REQUEST
Retype all the entries word for word, but omit the pictures.

RECORDS PROVIDED
··········
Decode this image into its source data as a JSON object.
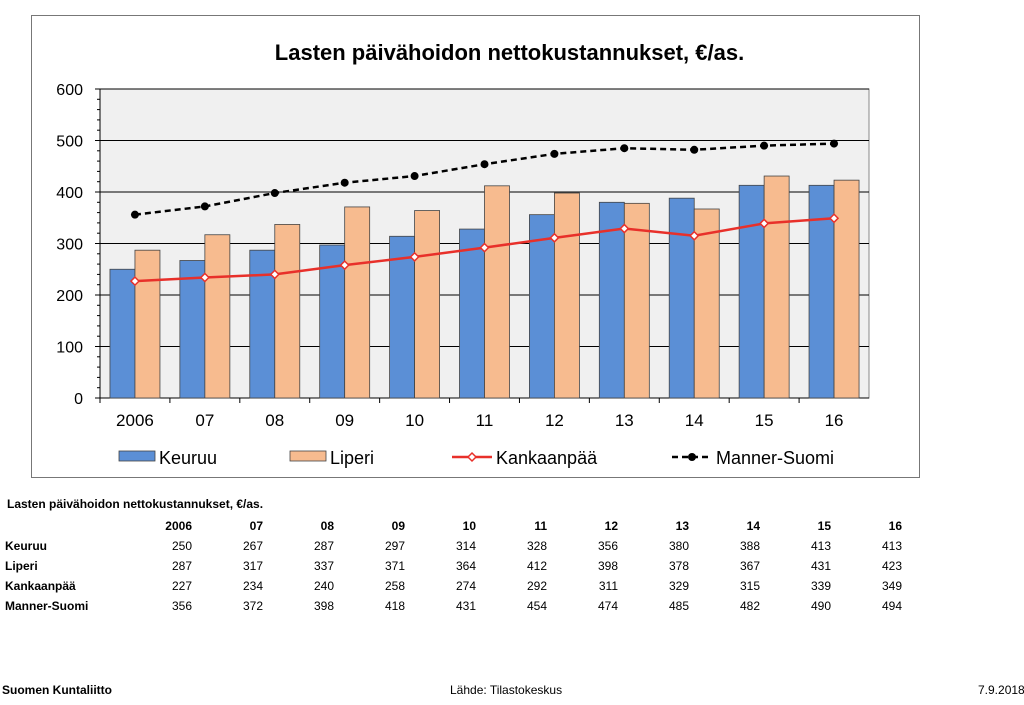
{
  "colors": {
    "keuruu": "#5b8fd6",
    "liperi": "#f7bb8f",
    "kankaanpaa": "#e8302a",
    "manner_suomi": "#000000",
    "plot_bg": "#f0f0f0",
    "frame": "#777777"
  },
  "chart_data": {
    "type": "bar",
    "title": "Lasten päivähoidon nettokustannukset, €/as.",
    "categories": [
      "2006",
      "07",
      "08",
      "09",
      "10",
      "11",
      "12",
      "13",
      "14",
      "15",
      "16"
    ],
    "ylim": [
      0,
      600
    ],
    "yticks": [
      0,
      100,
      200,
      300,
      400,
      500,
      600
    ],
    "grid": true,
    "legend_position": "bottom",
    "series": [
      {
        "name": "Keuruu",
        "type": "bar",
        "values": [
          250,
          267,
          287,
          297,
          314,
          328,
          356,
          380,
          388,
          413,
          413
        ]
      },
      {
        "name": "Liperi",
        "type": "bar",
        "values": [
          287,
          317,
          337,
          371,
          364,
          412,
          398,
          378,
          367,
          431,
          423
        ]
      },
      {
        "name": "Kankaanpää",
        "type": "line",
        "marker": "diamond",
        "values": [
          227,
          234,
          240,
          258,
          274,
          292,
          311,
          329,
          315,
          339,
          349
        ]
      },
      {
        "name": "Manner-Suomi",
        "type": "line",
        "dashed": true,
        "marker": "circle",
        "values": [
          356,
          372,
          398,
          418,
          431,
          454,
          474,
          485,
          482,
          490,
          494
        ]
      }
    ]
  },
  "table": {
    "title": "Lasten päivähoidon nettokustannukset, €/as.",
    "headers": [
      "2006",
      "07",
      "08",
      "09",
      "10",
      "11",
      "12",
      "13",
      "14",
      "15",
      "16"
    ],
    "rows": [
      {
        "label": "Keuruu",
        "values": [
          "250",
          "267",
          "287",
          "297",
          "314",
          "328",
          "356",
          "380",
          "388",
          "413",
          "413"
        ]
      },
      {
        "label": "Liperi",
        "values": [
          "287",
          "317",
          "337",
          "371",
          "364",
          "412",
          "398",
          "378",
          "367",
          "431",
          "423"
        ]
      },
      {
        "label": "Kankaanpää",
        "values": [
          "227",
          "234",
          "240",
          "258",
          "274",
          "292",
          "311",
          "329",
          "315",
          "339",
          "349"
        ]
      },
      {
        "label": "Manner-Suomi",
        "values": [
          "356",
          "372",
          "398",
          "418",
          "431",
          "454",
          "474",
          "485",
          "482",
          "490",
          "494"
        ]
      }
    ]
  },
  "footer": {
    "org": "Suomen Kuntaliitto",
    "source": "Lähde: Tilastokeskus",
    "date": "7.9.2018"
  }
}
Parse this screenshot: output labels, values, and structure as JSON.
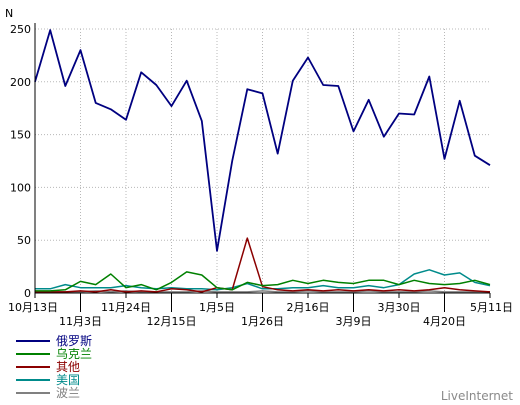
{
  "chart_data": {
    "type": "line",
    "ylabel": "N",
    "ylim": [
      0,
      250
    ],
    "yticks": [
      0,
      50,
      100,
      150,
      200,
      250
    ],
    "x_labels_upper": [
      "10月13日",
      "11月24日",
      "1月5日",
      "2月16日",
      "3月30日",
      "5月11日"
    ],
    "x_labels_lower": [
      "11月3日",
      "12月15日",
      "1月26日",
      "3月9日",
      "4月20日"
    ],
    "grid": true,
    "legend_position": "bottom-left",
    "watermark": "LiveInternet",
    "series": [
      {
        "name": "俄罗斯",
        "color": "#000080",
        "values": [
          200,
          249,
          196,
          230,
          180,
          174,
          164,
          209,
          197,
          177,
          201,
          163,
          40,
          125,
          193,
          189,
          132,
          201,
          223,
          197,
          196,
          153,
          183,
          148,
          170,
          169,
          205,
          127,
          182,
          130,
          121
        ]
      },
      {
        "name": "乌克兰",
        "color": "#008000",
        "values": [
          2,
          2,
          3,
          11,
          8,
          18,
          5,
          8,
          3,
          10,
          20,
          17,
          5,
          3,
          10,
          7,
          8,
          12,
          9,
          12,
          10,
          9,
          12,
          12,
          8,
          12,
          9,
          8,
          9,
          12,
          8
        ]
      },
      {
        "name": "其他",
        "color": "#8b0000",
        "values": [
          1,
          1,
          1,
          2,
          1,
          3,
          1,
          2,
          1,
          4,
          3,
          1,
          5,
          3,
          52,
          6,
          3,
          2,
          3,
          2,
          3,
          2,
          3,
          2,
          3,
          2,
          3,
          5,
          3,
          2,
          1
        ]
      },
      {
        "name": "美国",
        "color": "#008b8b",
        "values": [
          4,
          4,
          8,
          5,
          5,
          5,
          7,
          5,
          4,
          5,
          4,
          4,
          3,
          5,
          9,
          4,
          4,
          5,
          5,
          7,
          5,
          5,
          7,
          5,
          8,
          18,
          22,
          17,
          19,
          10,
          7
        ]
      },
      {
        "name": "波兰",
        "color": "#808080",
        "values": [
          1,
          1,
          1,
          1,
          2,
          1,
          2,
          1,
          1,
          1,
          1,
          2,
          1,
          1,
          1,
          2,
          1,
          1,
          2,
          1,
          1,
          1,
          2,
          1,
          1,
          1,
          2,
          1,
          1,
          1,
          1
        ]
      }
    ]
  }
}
··········
RESULT OF THIS EXERCISE
Decode this image into its source data as a JSON object.
{
  "colors": {
    "keuruu": "#5b8fd6",
    "liperi": "#f7bb8f",
    "kankaanpaa": "#e8302a",
    "manner_suomi": "#000000",
    "plot_bg": "#f0f0f0",
    "frame": "#777777"
  },
  "chart_data": {
    "type": "bar",
    "title": "Lasten päivähoidon nettokustannukset, €/as.",
    "categories": [
      "2006",
      "07",
      "08",
      "09",
      "10",
      "11",
      "12",
      "13",
      "14",
      "15",
      "16"
    ],
    "ylim": [
      0,
      600
    ],
    "yticks": [
      0,
      100,
      200,
      300,
      400,
      500,
      600
    ],
    "grid": true,
    "legend_position": "bottom",
    "series": [
      {
        "name": "Keuruu",
        "type": "bar",
        "values": [
          250,
          267,
          287,
          297,
          314,
          328,
          356,
          380,
          388,
          413,
          413
        ]
      },
      {
        "name": "Liperi",
        "type": "bar",
        "values": [
          287,
          317,
          337,
          371,
          364,
          412,
          398,
          378,
          367,
          431,
          423
        ]
      },
      {
        "name": "Kankaanpää",
        "type": "line",
        "marker": "diamond",
        "values": [
          227,
          234,
          240,
          258,
          274,
          292,
          311,
          329,
          315,
          339,
          349
        ]
      },
      {
        "name": "Manner-Suomi",
        "type": "line",
        "dashed": true,
        "marker": "circle",
        "values": [
          356,
          372,
          398,
          418,
          431,
          454,
          474,
          485,
          482,
          490,
          494
        ]
      }
    ]
  },
  "table": {
    "title": "Lasten päivähoidon nettokustannukset, €/as.",
    "headers": [
      "2006",
      "07",
      "08",
      "09",
      "10",
      "11",
      "12",
      "13",
      "14",
      "15",
      "16"
    ],
    "rows": [
      {
        "label": "Keuruu",
        "values": [
          "250",
          "267",
          "287",
          "297",
          "314",
          "328",
          "356",
          "380",
          "388",
          "413",
          "413"
        ]
      },
      {
        "label": "Liperi",
        "values": [
          "287",
          "317",
          "337",
          "371",
          "364",
          "412",
          "398",
          "378",
          "367",
          "431",
          "423"
        ]
      },
      {
        "label": "Kankaanpää",
        "values": [
          "227",
          "234",
          "240",
          "258",
          "274",
          "292",
          "311",
          "329",
          "315",
          "339",
          "349"
        ]
      },
      {
        "label": "Manner-Suomi",
        "values": [
          "356",
          "372",
          "398",
          "418",
          "431",
          "454",
          "474",
          "485",
          "482",
          "490",
          "494"
        ]
      }
    ]
  },
  "footer": {
    "org": "Suomen Kuntaliitto",
    "source": "Lähde: Tilastokeskus",
    "date": "7.9.2018"
  }
}
Parse this screenshot: output labels, values, and structure as JSON.
{
  "chart_data": {
    "type": "line",
    "ylabel": "N",
    "ylim": [
      0,
      250
    ],
    "yticks": [
      0,
      50,
      100,
      150,
      200,
      250
    ],
    "x_labels_upper": [
      "10月13日",
      "11月24日",
      "1月5日",
      "2月16日",
      "3月30日",
      "5月11日"
    ],
    "x_labels_lower": [
      "11月3日",
      "12月15日",
      "1月26日",
      "3月9日",
      "4月20日"
    ],
    "grid": true,
    "legend_position": "bottom-left",
    "watermark": "LiveInternet",
    "series": [
      {
        "name": "俄罗斯",
        "color": "#000080",
        "values": [
          200,
          249,
          196,
          230,
          180,
          174,
          164,
          209,
          197,
          177,
          201,
          163,
          40,
          125,
          193,
          189,
          132,
          201,
          223,
          197,
          196,
          153,
          183,
          148,
          170,
          169,
          205,
          127,
          182,
          130,
          121
        ]
      },
      {
        "name": "乌克兰",
        "color": "#008000",
        "values": [
          2,
          2,
          3,
          11,
          8,
          18,
          5,
          8,
          3,
          10,
          20,
          17,
          5,
          3,
          10,
          7,
          8,
          12,
          9,
          12,
          10,
          9,
          12,
          12,
          8,
          12,
          9,
          8,
          9,
          12,
          8
        ]
      },
      {
        "name": "其他",
        "color": "#8b0000",
        "values": [
          1,
          1,
          1,
          2,
          1,
          3,
          1,
          2,
          1,
          4,
          3,
          1,
          5,
          3,
          52,
          6,
          3,
          2,
          3,
          2,
          3,
          2,
          3,
          2,
          3,
          2,
          3,
          5,
          3,
          2,
          1
        ]
      },
      {
        "name": "美国",
        "color": "#008b8b",
        "values": [
          4,
          4,
          8,
          5,
          5,
          5,
          7,
          5,
          4,
          5,
          4,
          4,
          3,
          5,
          9,
          4,
          4,
          5,
          5,
          7,
          5,
          5,
          7,
          5,
          8,
          18,
          22,
          17,
          19,
          10,
          7
        ]
      },
      {
        "name": "波兰",
        "color": "#808080",
        "values": [
          1,
          1,
          1,
          1,
          2,
          1,
          2,
          1,
          1,
          1,
          1,
          2,
          1,
          1,
          1,
          2,
          1,
          1,
          2,
          1,
          1,
          1,
          2,
          1,
          1,
          1,
          2,
          1,
          1,
          1,
          1
        ]
      }
    ]
  }
}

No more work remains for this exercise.